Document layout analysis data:
········

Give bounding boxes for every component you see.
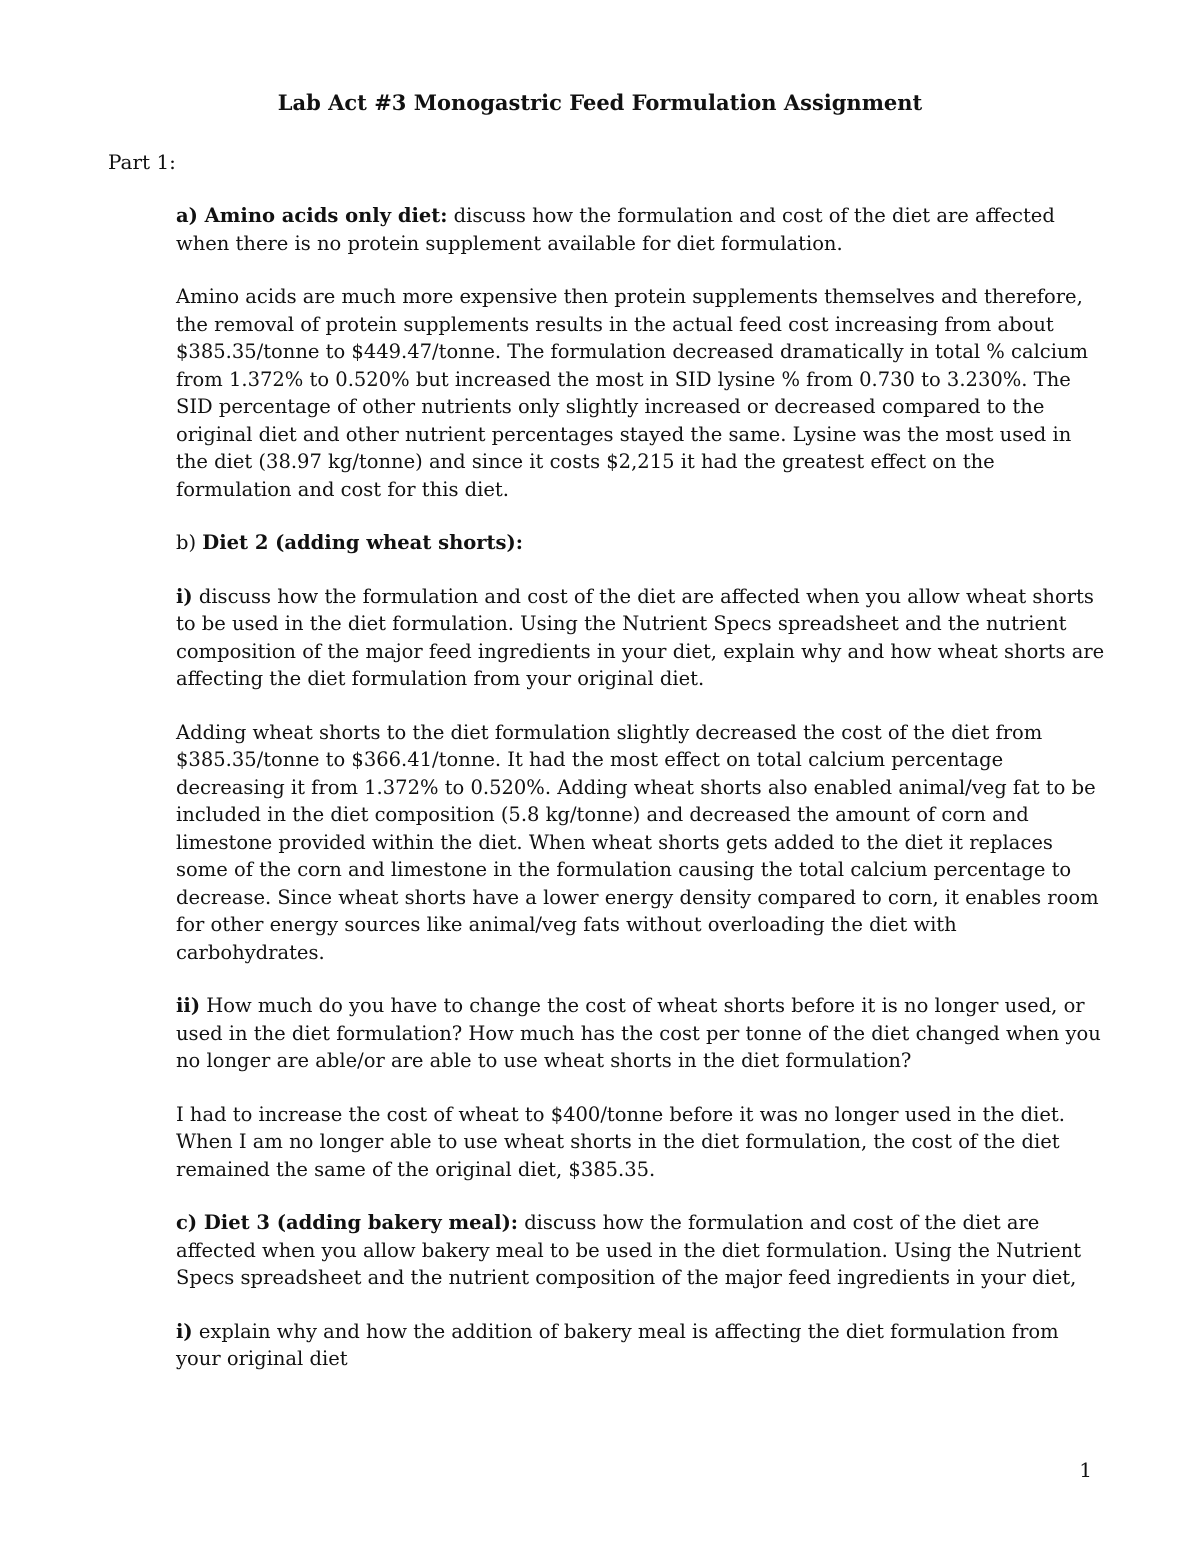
section-b-ii-question: [176, 992, 1106, 1075]
section-b-ii-question-text: How much do you have to change the cost of wheat shorts before it is no longer used, or used in the diet formulation? How much has the cost per tonne of the diet changed when you no longer are able/or are able to use wheat shorts in the diet formulation?: [176, 994, 1101, 1072]
section-c-i-question-text: explain why and how the addition of bakery meal is affecting the diet formulation from your original diet: [176, 1319, 1059, 1370]
section-b-i-question: [176, 583, 1106, 693]
page-number: 1: [1079, 1458, 1092, 1482]
section-b-i-answer: Adding wheat shorts to the diet formulation slightly decreased the cost of the diet from $385.35/tonne to $366.41/tonne. It had the most effect on total calcium percentage decreasing it from 1.372% to 0.520%. Adding wheat shorts also enabled animal/veg fat to be included in the diet composition (5.8 kg/tonne) and decreased the amount of corn and limestone provided within the diet. When wheat shorts gets added to the diet it replaces some of the corn and limestone in the formulation causing the total calcium percentage to decrease. Since wheat shorts have a lower energy density compared to corn, it enables room for other energy sources like animal/veg fats without overloading the diet with carbohydrates.: [176, 720, 1099, 964]
section-c-question: [176, 1209, 1106, 1292]
section-b-ii-answer: I had to increase the cost of wheat to $400/tonne before it was no longer used in the diet. When I am no longer able to use wheat shorts in the diet formulation, the cost of the diet remained the same of the original diet, $385.35.: [176, 1102, 1065, 1181]
section-b-label: Diet 2 (adding wheat shorts):: [202, 531, 523, 554]
document-title: Lab Act #3 Monogastric Feed Formulation Assignment: [277, 90, 923, 115]
section-a-question: [176, 202, 1106, 257]
section-c-i-question: [176, 1318, 1106, 1373]
section-b-ii-label: ii): [176, 994, 201, 1017]
section-b-i-label: i): [176, 584, 193, 608]
section-c-question-text: discuss how the formulation and cost of the diet are affected when you allow bakery meal to be used in the diet formulation. Using the Nutrient Specs spreadsheet and the nutrient composition of the major feed ingredients in your diet,: [176, 1211, 1082, 1289]
section-a-label: a) Amino acids only diet:: [176, 204, 448, 227]
section-c-i-label: i): [176, 1319, 193, 1343]
section-a-question-text: discuss how the formulation and cost of the diet are affected when there is no protein supplement available for diet formulation.: [176, 204, 1055, 255]
section-b-heading: [176, 529, 1106, 557]
document-body: [176, 202, 1106, 1399]
section-b-label-prefix: b): [176, 531, 203, 554]
section-c-label: c) Diet 3 (adding bakery meal):: [176, 1211, 518, 1234]
part-label: Part 1:: [108, 150, 176, 174]
section-b-i-question-text: discuss how the formulation and cost of the diet are affected when you allow wheat shorts to be used in the diet formulation. Using the Nutrient Specs spreadsheet and the nutrient composition of the major feed ingredients in your diet, explain why and how wheat shorts are affecting the diet formulation from your original diet.: [176, 584, 1105, 690]
section-a-answer: Amino acids are much more expensive then protein supplements themselves and therefore, the removal of protein supplements results in the actual feed cost increasing from about $385.35/tonne to $449.47/tonne. The formulation decreased dramatically in total % calcium from 1.372% to 0.520% but increased the most in SID lysine % from 0.730 to 3.230%. The SID percentage of other nutrients only slightly increased or decreased compared to the original diet and other nutrient percentages stayed the same. Lysine was the most used in the diet (38.97 kg/tonne) and since it costs $2,215 it had the greatest effect on the formulation and cost for this diet.: [176, 285, 1089, 501]
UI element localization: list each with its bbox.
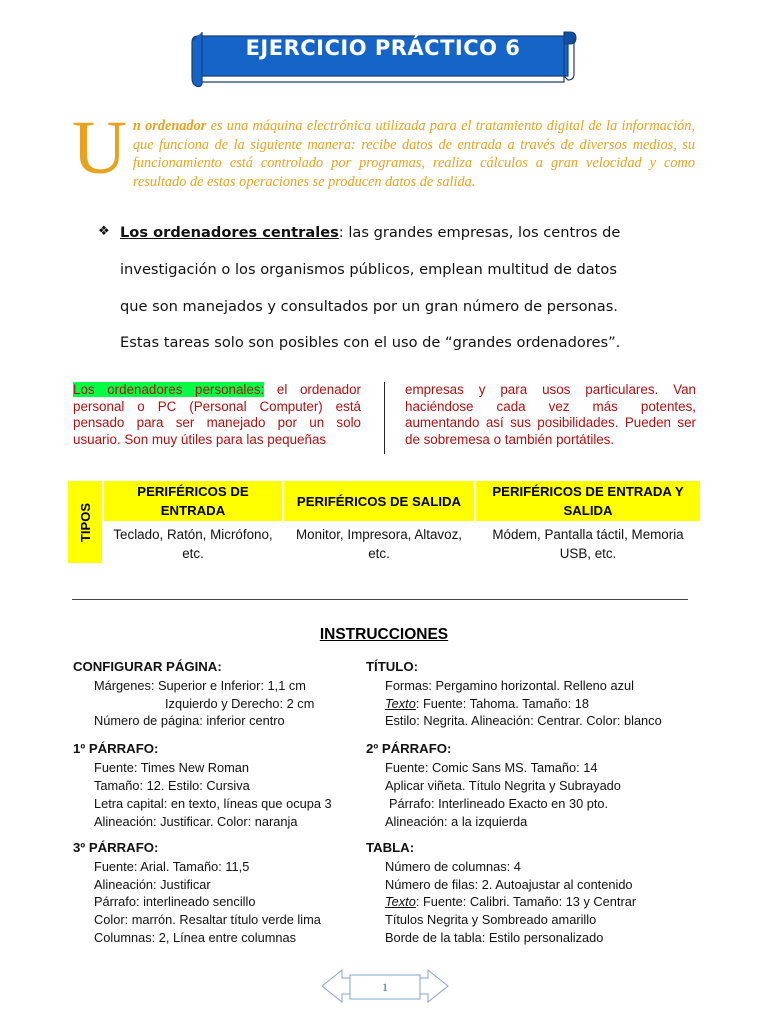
parrafo2-line-4: Alineación: a la izquierda	[385, 814, 528, 829]
titulo-line-2	[385, 696, 589, 711]
paragraph-1-bold: n ordenador	[132, 118, 207, 134]
parrafo2-line-1: Fuente: Comic Sans MS. Tamaño: 14	[385, 760, 598, 775]
parrafo2-line-3: Párrafo: Interlineado Exacto en 30 pto.	[389, 796, 609, 811]
configurar-line-2: Izquierdo y Derecho: 2 cm	[165, 696, 315, 711]
parrafo1-heading: 1º PÁRRAFO:	[73, 741, 159, 756]
tabla-line-2: Número de filas: 2. Autoajustar al contenido	[385, 877, 633, 892]
parrafo3-heading: 3º PÁRRAFO:	[73, 840, 159, 855]
page-number: 1	[382, 980, 388, 994]
paragraph-3-highlight: Los ordenadores personales:	[73, 382, 265, 397]
parrafo3-line-3: Párrafo: interlineado sencillo	[94, 894, 256, 909]
column-divider	[384, 382, 385, 454]
parrafo3-line-2: Alineación: Justificar	[94, 877, 211, 892]
configurar-line-3: Número de página: inferior centro	[94, 713, 285, 728]
paragraph-2-line-3: que son manejados y consultados por un gran número de personas.	[120, 298, 618, 315]
tabla-line-1: Número de columnas: 4	[385, 859, 521, 874]
parrafo1-line-2: Tamaño: 12. Estilo: Cursiva	[94, 778, 250, 793]
tabla-heading: TABLA:	[366, 840, 415, 855]
paragraph-2-line-2: investigación o los organismos públicos, emplean multitud de datos	[120, 261, 617, 278]
configurar-heading: CONFIGURAR PÁGINA:	[73, 659, 222, 674]
tabla-line-3-text: : Fuente: Calibri. Tamaño: 13 y Centrar	[415, 894, 637, 909]
table-header-3: PERIFÉRICOS DE ENTRADA Y SALIDA	[476, 481, 700, 521]
table-cell-2: Monitor, Impresora, Altavoz, etc.	[296, 527, 462, 561]
paragraph-2-line-4: Estas tareas solo son posibles con el uso de “grandes ordenadores”.	[120, 334, 621, 351]
table-header-2: PERIFÉRICOS DE SALIDA	[284, 481, 474, 521]
titulo-line-1: Formas: Pergamino horizontal. Relleno azul	[385, 678, 634, 693]
diamond-bullet-icon: ❖	[98, 224, 110, 239]
titulo-line-3: Estilo: Negrita. Alineación: Centrar. Color: blanco	[385, 713, 662, 728]
page-title: EJERCICIO PRÁCTICO 6	[245, 36, 521, 60]
table-side-label: TIPOS	[77, 502, 93, 542]
separator-line	[72, 599, 688, 600]
parrafo3-line-5: Columnas: 2, Línea entre columnas	[94, 930, 297, 945]
paragraph-3-left-column	[73, 382, 361, 448]
titulo-texto-label: Texto	[385, 696, 416, 711]
paragraph-3-right-column: empresas y para usos particulares. Van haciéndose cada vez más potentes, aumentando así sus posibilidades. Pueden ser de sobremesa o también portátiles.	[405, 382, 696, 447]
tabla-line-3	[385, 894, 636, 909]
tabla-texto-label: Texto	[385, 894, 416, 909]
parrafo2-heading: 2º PÁRRAFO:	[366, 741, 452, 756]
paragraph-2-line-1	[120, 224, 620, 241]
tabla-line-5: Borde de la tabla: Estilo personalizado	[385, 930, 604, 945]
paragraph-1-text: es una máquina electrónica utilizada para el tratamiento digital de la información, que funciona de la siguiente manera: recibe datos de entrada a través de diversos medios, su funcionamiento está controlado por programas, realiza cálculos a gran velocidad y como resultado de estas operaciones se producen datos de salida.	[132, 118, 695, 190]
table-header-1: PERIFÉRICOS DE ENTRADA	[104, 481, 282, 521]
parrafo3-line-4: Color: marrón. Resaltar título verde lima	[94, 912, 321, 927]
tabla-line-4: Títulos Negrita y Sombreado amarillo	[385, 912, 597, 927]
drop-cap-letter: U	[72, 106, 127, 190]
instructions-title: INSTRUCCIONES	[319, 626, 449, 643]
configurar-line-1: Márgenes: Superior e Inferior: 1,1 cm	[94, 678, 306, 693]
titulo-heading: TÍTULO:	[366, 659, 419, 674]
paragraph-2-title: Los ordenadores centrales	[120, 224, 339, 241]
paragraph-1	[72, 106, 695, 191]
table-cell-1: Teclado, Ratón, Micrófono, etc.	[113, 527, 273, 561]
parrafo3-line-1: Fuente: Arial. Tamaño: 11,5	[94, 859, 250, 874]
paragraph-3-left-text: el ordenador personal o PC (Personal Computer) está pensado para ser manejado por un solo usuario. Son muy útiles para las pequeñas	[73, 382, 361, 447]
table-cell-3: Módem, Pantalla táctil, Memoria USB, etc.	[492, 527, 684, 561]
parrafo2-line-2: Aplicar viñeta. Título Negrita y Subrayado	[385, 778, 621, 793]
table-side-label-wrap	[68, 481, 102, 563]
parrafo1-line-4: Alineación: Justificar. Color: naranja	[94, 814, 298, 829]
titulo-line-2-text: : Fuente: Tahoma. Tamaño: 18	[415, 696, 589, 711]
paragraph-2-line-1-text: : las grandes empresas, los centros de	[338, 224, 621, 241]
parrafo1-line-3: Letra capital: en texto, líneas que ocupa 3	[94, 796, 332, 811]
parrafo1-line-1: Fuente: Times New Roman	[94, 760, 250, 775]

········

Check every line of the data, and copy the ones that contain "header".

table-header-3: PERIFÉRICOS DE ENTRADA Y SALIDA	[476, 481, 700, 521]
table-header-2: PERIFÉRICOS DE SALIDA	[284, 481, 474, 521]
table-header-1: PERIFÉRICOS DE ENTRADA	[104, 481, 282, 521]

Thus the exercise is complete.